§ **Records from a data collection**

------------------------

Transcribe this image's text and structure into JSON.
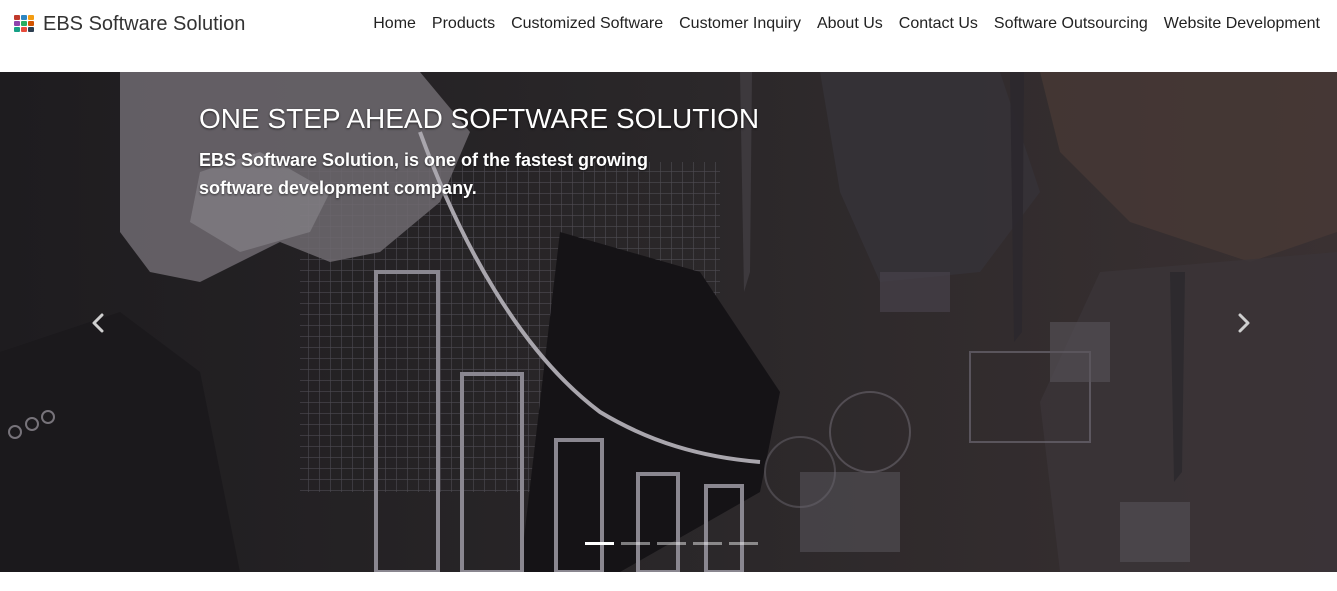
{
  "brand": {
    "name": "EBS Software Solution",
    "logo_colors": [
      "#c0392b",
      "#2e86c1",
      "#f39c12",
      "#8e44ad",
      "#27ae60",
      "#d35400",
      "#16a085",
      "#e74c3c",
      "#2c3e50"
    ]
  },
  "nav": {
    "items": [
      {
        "label": "Home"
      },
      {
        "label": "Products"
      },
      {
        "label": "Customized Software"
      },
      {
        "label": "Customer Inquiry"
      },
      {
        "label": "About Us"
      },
      {
        "label": "Contact Us"
      },
      {
        "label": "Software Outsourcing"
      },
      {
        "label": "Website Development"
      }
    ]
  },
  "hero": {
    "title": "ONE STEP AHEAD SOFTWARE SOLUTION",
    "subtitle": "EBS Software Solution, is one of the fastest growing software development company.",
    "prev_icon": "chevron-left-icon",
    "next_icon": "chevron-right-icon",
    "slide_count": 5,
    "active_slide": 1
  }
}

------------------------

§ **Aim**
Using the material above, retype each entry exactly and omit the pictures.

§ **Correct output**
Transcribe this image's text and structure into JSON.
{
  "brand": {
    "name": "EBS Software Solution",
    "logo_colors": [
      "#c0392b",
      "#2e86c1",
      "#f39c12",
      "#8e44ad",
      "#27ae60",
      "#d35400",
      "#16a085",
      "#e74c3c",
      "#2c3e50"
    ]
  },
  "nav": {
    "items": [
      {
        "label": "Home"
      },
      {
        "label": "Products"
      },
      {
        "label": "Customized Software"
      },
      {
        "label": "Customer Inquiry"
      },
      {
        "label": "About Us"
      },
      {
        "label": "Contact Us"
      },
      {
        "label": "Software Outsourcing"
      },
      {
        "label": "Website Development"
      }
    ]
  },
  "hero": {
    "title": "ONE STEP AHEAD SOFTWARE SOLUTION",
    "subtitle": "EBS Software Solution, is one of the fastest growing software development company.",
    "prev_icon": "chevron-left-icon",
    "next_icon": "chevron-right-icon",
    "slide_count": 5,
    "active_slide": 1
  }
}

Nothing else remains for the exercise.